## Extracted data
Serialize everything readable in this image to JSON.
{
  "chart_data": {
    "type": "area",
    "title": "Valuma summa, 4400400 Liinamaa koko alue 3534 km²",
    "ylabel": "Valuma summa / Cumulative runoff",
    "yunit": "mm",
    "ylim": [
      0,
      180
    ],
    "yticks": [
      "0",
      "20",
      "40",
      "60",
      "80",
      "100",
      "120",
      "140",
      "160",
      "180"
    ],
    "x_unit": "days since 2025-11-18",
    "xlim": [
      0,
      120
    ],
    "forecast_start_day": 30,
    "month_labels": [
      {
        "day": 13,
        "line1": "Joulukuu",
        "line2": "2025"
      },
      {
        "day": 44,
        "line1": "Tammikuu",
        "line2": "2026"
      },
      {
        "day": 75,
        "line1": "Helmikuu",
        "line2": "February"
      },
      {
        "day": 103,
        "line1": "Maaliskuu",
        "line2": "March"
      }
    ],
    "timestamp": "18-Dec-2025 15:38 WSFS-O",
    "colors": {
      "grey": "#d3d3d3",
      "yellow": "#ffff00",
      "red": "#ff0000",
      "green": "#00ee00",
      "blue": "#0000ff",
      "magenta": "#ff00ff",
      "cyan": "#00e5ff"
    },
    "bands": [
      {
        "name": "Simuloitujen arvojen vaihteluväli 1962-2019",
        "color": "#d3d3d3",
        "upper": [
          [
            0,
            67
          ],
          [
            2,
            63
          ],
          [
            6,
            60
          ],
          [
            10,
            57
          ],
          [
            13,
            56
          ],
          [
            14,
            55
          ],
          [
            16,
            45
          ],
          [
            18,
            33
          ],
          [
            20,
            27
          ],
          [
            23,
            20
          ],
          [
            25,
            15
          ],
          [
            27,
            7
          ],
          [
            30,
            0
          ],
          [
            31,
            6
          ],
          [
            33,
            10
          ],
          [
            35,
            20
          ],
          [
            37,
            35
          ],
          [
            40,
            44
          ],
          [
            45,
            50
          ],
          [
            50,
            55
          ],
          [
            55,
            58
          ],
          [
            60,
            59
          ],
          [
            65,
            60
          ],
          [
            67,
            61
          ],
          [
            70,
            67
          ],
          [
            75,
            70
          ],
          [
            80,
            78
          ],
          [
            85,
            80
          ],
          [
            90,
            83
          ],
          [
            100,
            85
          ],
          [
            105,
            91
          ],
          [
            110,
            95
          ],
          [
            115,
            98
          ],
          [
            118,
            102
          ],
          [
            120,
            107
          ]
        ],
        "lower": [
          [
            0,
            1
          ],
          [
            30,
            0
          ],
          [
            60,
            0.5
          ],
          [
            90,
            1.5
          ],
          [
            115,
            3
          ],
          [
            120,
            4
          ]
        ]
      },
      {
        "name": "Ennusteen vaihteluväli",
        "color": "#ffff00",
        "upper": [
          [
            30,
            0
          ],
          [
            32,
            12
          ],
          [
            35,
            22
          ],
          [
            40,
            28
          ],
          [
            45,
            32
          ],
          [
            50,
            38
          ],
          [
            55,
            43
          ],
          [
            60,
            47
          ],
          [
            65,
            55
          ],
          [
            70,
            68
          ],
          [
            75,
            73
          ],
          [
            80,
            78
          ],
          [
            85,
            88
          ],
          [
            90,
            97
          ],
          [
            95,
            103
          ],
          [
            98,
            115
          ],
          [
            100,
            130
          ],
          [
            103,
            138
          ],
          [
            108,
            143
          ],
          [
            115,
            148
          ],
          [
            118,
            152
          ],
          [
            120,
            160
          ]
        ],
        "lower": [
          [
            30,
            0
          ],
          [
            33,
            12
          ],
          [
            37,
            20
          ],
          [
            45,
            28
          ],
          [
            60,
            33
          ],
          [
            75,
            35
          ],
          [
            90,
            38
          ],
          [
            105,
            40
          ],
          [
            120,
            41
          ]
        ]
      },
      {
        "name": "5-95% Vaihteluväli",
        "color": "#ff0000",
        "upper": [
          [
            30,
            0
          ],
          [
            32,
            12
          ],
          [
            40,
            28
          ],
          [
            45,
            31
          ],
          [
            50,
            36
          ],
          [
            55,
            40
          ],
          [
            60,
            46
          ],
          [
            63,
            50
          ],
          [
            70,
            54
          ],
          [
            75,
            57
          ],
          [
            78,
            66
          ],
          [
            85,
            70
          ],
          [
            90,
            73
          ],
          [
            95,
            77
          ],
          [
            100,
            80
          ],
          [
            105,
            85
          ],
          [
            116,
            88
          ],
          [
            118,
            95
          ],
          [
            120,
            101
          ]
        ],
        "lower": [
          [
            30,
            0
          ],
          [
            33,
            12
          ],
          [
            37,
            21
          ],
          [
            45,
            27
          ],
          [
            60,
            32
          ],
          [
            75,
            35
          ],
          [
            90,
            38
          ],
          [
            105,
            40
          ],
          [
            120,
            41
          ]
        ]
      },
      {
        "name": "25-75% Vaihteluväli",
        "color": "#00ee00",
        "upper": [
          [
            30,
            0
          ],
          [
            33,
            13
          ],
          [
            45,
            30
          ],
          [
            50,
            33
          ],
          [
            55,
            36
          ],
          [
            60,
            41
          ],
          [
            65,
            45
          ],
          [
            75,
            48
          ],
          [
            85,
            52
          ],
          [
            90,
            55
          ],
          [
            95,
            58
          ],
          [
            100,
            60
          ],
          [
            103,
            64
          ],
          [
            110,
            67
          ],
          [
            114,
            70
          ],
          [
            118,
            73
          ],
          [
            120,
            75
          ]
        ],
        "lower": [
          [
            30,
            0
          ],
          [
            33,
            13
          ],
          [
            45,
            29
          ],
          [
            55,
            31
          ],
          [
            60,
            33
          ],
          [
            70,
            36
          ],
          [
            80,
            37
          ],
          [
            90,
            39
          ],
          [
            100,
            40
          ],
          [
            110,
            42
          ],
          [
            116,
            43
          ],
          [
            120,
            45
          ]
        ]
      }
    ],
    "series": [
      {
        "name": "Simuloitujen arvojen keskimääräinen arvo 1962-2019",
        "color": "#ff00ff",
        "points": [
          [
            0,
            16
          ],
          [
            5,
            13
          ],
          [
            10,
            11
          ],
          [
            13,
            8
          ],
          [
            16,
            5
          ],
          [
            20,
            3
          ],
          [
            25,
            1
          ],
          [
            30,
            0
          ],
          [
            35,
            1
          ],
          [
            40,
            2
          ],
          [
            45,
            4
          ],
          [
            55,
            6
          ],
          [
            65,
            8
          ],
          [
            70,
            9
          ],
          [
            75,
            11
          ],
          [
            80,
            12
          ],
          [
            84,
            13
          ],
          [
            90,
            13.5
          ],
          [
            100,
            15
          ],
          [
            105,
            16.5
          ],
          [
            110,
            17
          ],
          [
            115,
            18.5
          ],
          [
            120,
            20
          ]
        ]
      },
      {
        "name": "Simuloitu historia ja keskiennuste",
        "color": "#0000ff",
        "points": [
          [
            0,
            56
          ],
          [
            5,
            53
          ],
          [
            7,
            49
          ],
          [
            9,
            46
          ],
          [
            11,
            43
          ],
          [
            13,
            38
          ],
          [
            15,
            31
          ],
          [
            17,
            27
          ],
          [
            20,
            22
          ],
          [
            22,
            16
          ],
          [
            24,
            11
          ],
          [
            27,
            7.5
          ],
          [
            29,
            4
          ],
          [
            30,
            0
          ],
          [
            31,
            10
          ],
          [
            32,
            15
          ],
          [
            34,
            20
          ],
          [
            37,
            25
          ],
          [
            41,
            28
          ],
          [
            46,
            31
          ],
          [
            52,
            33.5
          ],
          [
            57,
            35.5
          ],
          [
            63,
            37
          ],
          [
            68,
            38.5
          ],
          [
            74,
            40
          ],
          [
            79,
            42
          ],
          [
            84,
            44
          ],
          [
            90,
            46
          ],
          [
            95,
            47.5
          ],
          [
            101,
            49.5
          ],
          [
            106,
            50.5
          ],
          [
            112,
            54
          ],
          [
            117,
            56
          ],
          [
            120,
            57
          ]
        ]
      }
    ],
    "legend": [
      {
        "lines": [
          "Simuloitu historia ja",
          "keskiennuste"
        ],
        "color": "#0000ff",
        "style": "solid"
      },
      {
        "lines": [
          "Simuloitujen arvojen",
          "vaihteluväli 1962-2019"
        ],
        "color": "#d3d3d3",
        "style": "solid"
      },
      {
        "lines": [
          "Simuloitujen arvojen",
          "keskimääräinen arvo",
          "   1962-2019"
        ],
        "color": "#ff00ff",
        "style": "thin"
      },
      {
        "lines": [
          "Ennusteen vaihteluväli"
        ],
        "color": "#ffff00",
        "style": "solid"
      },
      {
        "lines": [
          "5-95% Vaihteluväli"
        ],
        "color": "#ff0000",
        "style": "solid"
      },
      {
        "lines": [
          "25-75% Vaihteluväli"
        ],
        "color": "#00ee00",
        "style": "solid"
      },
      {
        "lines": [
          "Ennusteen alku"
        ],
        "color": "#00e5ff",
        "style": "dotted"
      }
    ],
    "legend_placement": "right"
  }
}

## Instructions to follow
Find the word "Valuma" and list each line it appears in.

## Worked answer
    "title": "Valuma summa, 4400400 Liinamaa koko alue 3534 km²",
    "ylabel": "Valuma summa / Cumulative runoff",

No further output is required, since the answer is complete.